Problem to solve> Copy every line from the records below that holds the word "JSON".

** Begin Records for the task **

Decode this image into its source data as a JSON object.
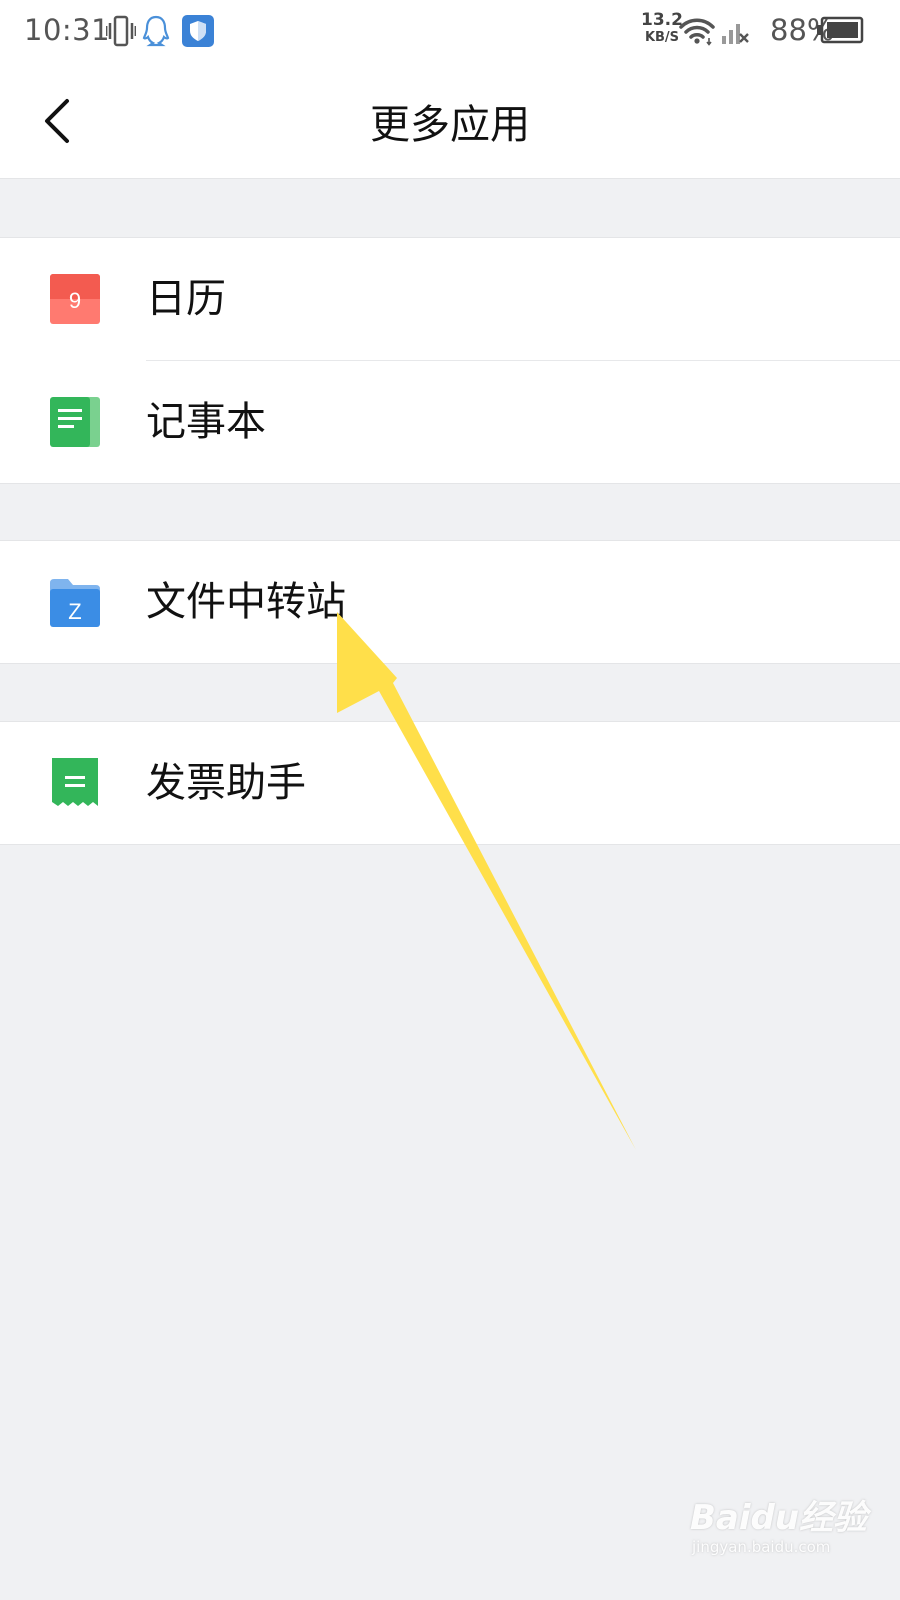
{
  "status_bar": {
    "time": "10:31",
    "net_speed_value": "13.2",
    "net_speed_unit": "KB/S",
    "battery": "88%",
    "icons": [
      "vibrate-icon",
      "qq-icon",
      "shield-icon",
      "wifi-icon",
      "cell-signal-icon",
      "battery-icon"
    ]
  },
  "header": {
    "title": "更多应用",
    "back_icon": "chevron-left-icon"
  },
  "groups": [
    {
      "items": [
        {
          "label": "日历",
          "icon": "calendar-icon",
          "icon_text": "9",
          "color": "#f35b50"
        },
        {
          "label": "记事本",
          "icon": "notepad-icon",
          "color": "#33b65a"
        }
      ]
    },
    {
      "items": [
        {
          "label": "文件中转站",
          "icon": "folder-icon",
          "icon_text": "Z",
          "color": "#3b8de5"
        }
      ]
    },
    {
      "items": [
        {
          "label": "发票助手",
          "icon": "invoice-icon",
          "color": "#33b65a"
        }
      ]
    }
  ],
  "annotation": {
    "arrow_color": "#ffdf4a"
  },
  "watermark": {
    "main": "Baidu经验",
    "sub": "jingyan.baidu.com"
  }
}
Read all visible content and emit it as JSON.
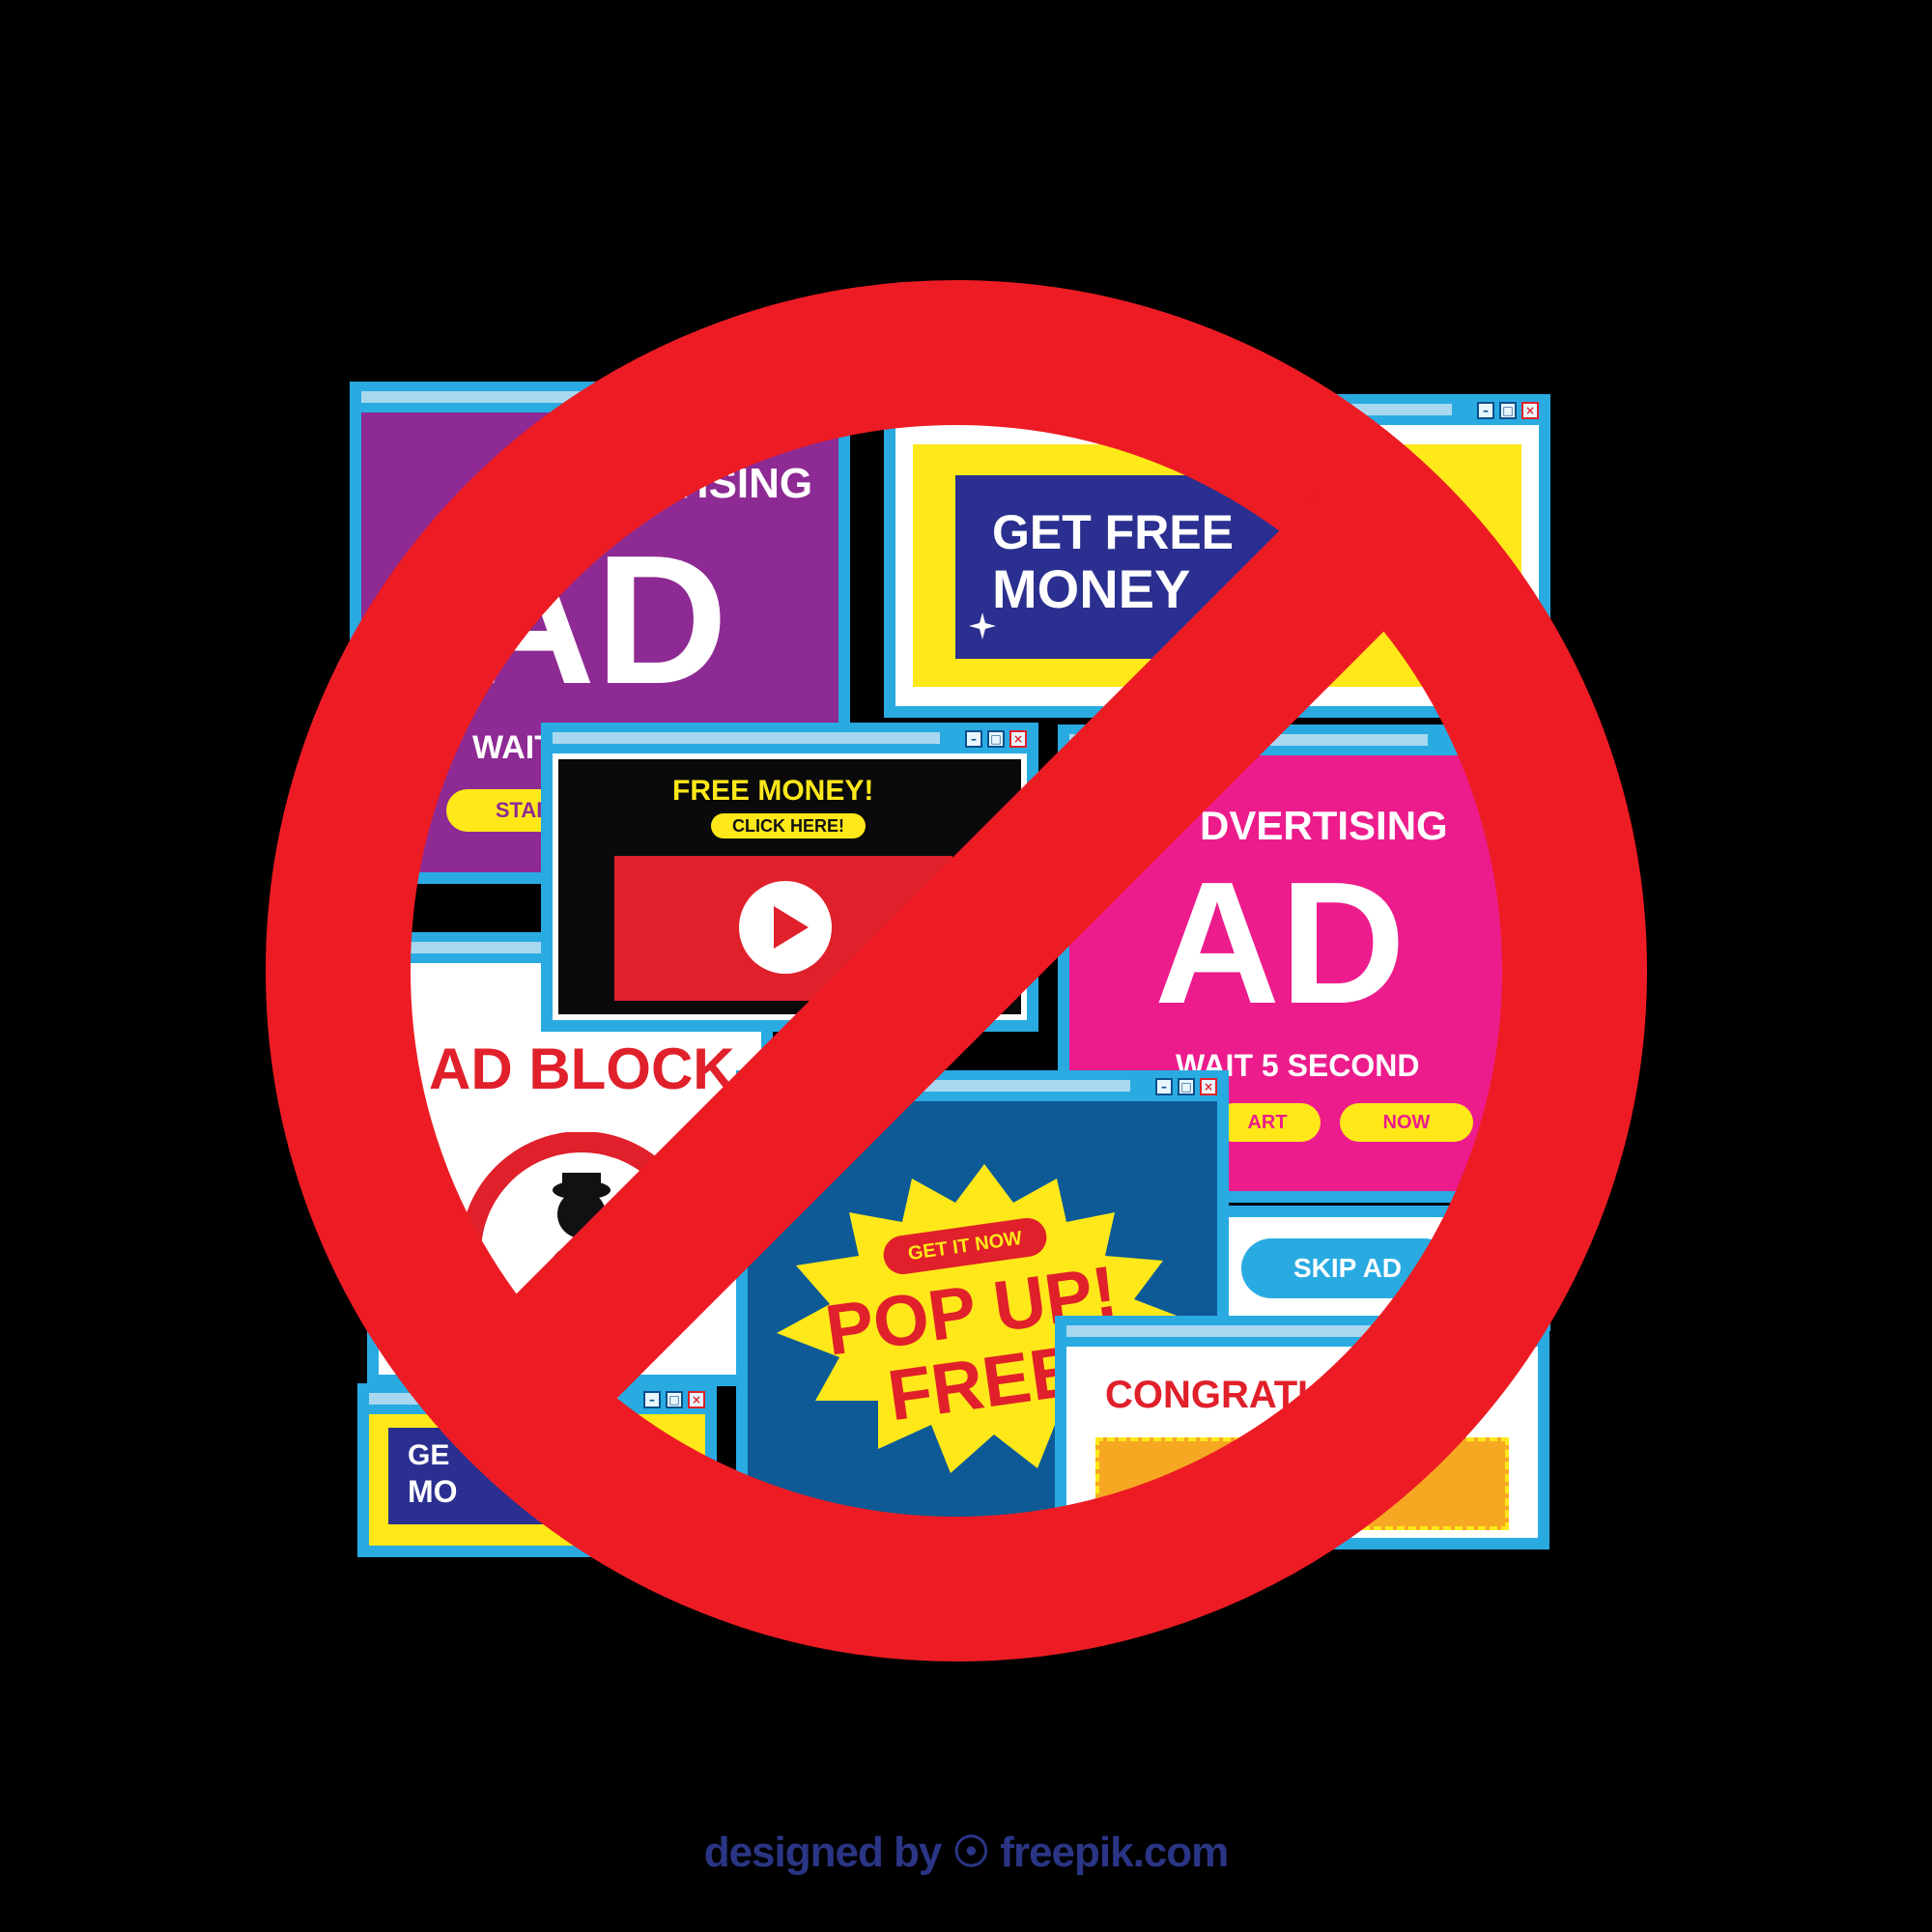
{
  "colors": {
    "background": "#000000",
    "window_frame": "#29abe2",
    "purple_ad": "#8e2a93",
    "magenta_ad": "#ec1c8c",
    "navy_panel": "#2b2f8f",
    "yellow": "#ffe81a",
    "red_sign": "#ed1c24",
    "dark_blue_popup": "#0d5a96"
  },
  "ads": {
    "purple": {
      "heading": "VERTISING",
      "big": "AD",
      "sub": "WAIT 5 SECOND",
      "button": "STAR"
    },
    "money_top": {
      "line1": "GET FREE",
      "line2": "MONEY"
    },
    "video": {
      "title": "FREE MONEY!",
      "cta": "CLICK HERE!"
    },
    "magenta": {
      "heading": "DVERTISING",
      "big": "AD",
      "sub": "WAIT 5 SECOND",
      "button_start": "ART",
      "button_now": "NOW"
    },
    "adblock": {
      "title": "AD BLOCK"
    },
    "skip": {
      "label": "SKIP AD"
    },
    "popup": {
      "small": "GET IT NOW",
      "line1": "POP UP!",
      "line2": "FREE"
    },
    "congrats": {
      "title": "CONGRATU"
    },
    "money_small": {
      "line1": "GE",
      "line2": "MO"
    }
  },
  "window_controls": {
    "minimize": "–",
    "maximize": "□",
    "close": "×"
  },
  "icons": {
    "play": "play-icon",
    "spy": "spy-icon",
    "sparkle": "sparkle-icon",
    "prohibition": "prohibition-icon",
    "skip_arrow": "chevron-right-icon"
  },
  "credit": {
    "text": "designed by ☉ freepik.com"
  }
}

** End Records for the task **

Task answer>
Decode this image into its source data as a JSON object.
Read all visible content and emit it as JSON.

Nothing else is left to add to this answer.